_Required task_
Reproduce the material below verbatim, every line in its original order, with nothing added, dropped, or altered.

_Extracted entries_
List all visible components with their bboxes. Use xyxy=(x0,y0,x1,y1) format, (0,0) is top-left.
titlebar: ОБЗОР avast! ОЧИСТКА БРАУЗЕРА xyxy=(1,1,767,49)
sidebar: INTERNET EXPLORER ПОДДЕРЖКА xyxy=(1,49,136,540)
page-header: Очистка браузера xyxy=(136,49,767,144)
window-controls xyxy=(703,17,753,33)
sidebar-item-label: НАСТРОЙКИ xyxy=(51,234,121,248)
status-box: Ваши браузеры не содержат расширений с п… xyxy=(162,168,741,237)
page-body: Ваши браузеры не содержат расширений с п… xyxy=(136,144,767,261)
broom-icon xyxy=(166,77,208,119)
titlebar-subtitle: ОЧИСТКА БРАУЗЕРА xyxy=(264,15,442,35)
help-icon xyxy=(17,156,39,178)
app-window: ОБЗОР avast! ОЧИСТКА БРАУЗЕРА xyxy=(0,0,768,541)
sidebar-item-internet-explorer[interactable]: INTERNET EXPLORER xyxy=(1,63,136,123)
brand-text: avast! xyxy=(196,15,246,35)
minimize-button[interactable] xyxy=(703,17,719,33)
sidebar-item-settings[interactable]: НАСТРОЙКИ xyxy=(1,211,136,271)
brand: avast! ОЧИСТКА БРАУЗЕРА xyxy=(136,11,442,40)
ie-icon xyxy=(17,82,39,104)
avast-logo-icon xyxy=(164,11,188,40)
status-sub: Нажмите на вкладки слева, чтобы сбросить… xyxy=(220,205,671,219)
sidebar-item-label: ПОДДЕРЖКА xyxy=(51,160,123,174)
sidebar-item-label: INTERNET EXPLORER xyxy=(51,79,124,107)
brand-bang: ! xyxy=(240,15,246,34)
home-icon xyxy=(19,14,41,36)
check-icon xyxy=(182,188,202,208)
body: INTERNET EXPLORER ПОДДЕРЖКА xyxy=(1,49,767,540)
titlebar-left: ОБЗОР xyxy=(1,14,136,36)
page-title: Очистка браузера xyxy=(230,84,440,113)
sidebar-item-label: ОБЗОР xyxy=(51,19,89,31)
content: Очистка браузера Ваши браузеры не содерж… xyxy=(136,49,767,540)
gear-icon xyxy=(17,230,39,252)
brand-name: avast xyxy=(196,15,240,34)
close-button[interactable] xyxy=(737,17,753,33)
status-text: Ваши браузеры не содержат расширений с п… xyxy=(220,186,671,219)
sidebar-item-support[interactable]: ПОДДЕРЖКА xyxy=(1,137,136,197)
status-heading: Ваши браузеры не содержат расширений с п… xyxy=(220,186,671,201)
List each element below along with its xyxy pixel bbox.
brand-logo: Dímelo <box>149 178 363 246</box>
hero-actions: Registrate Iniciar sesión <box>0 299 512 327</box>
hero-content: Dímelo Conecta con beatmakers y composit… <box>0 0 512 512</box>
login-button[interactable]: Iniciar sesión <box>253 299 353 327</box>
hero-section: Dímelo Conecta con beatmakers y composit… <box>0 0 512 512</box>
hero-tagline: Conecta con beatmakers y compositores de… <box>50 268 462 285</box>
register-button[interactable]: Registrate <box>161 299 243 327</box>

_Reply to the exercise_
List all visible components with their bboxes. Use xyxy=(x0,y0,x1,y1) format, (0,0) is top-left.
titlebar: ОБЗОР avast! ОЧИСТКА БРАУЗЕРА xyxy=(1,1,767,49)
sidebar: INTERNET EXPLORER ПОДДЕРЖКА xyxy=(1,49,136,540)
page-header: Очистка браузера xyxy=(136,49,767,144)
window-controls xyxy=(703,17,753,33)
sidebar-item-label: НАСТРОЙКИ xyxy=(51,234,121,248)
status-box: Ваши браузеры не содержат расширений с п… xyxy=(162,168,741,237)
page-body: Ваши браузеры не содержат расширений с п… xyxy=(136,144,767,261)
broom-icon xyxy=(166,77,208,119)
titlebar-subtitle: ОЧИСТКА БРАУЗЕРА xyxy=(264,15,442,35)
help-icon xyxy=(17,156,39,178)
app-window: ОБЗОР avast! ОЧИСТКА БРАУЗЕРА xyxy=(0,0,768,541)
sidebar-item-internet-explorer[interactable]: INTERNET EXPLORER xyxy=(1,63,136,123)
brand-text: avast! xyxy=(196,15,246,35)
minimize-button[interactable] xyxy=(703,17,719,33)
sidebar-item-settings[interactable]: НАСТРОЙКИ xyxy=(1,211,136,271)
brand: avast! ОЧИСТКА БРАУЗЕРА xyxy=(136,11,442,40)
ie-icon xyxy=(17,82,39,104)
avast-logo-icon xyxy=(164,11,188,40)
status-sub: Нажмите на вкладки слева, чтобы сбросить… xyxy=(220,205,671,219)
sidebar-item-label: ПОДДЕРЖКА xyxy=(51,160,123,174)
sidebar-item-label: INTERNET EXPLORER xyxy=(51,79,124,107)
brand-bang: ! xyxy=(240,15,246,34)
home-icon xyxy=(19,14,41,36)
check-icon xyxy=(182,188,202,208)
body: INTERNET EXPLORER ПОДДЕРЖКА xyxy=(1,49,767,540)
titlebar-left: ОБЗОР xyxy=(1,14,136,36)
page-title: Очистка браузера xyxy=(230,84,440,113)
sidebar-item-label: ОБЗОР xyxy=(51,19,89,31)
content: Очистка браузера Ваши браузеры не содерж… xyxy=(136,49,767,540)
gear-icon xyxy=(17,230,39,252)
brand-name: avast xyxy=(196,15,240,34)
close-button[interactable] xyxy=(737,17,753,33)
status-text: Ваши браузеры не содержат расширений с п… xyxy=(220,186,671,219)
sidebar-item-support[interactable]: ПОДДЕРЖКА xyxy=(1,137,136,197)
status-heading: Ваши браузеры не содержат расширений с п… xyxy=(220,186,671,201)
List each element below along with its xyxy pixel bbox.
brand-logo: Dímelo <box>149 178 363 246</box>
hero-actions: Registrate Iniciar sesión <box>0 299 512 327</box>
hero-content: Dímelo Conecta con beatmakers y composit… <box>0 0 512 512</box>
login-button[interactable]: Iniciar sesión <box>253 299 353 327</box>
hero-section: Dímelo Conecta con beatmakers y composit… <box>0 0 512 512</box>
hero-tagline: Conecta con beatmakers y compositores de… <box>50 268 462 285</box>
register-button[interactable]: Registrate <box>161 299 243 327</box>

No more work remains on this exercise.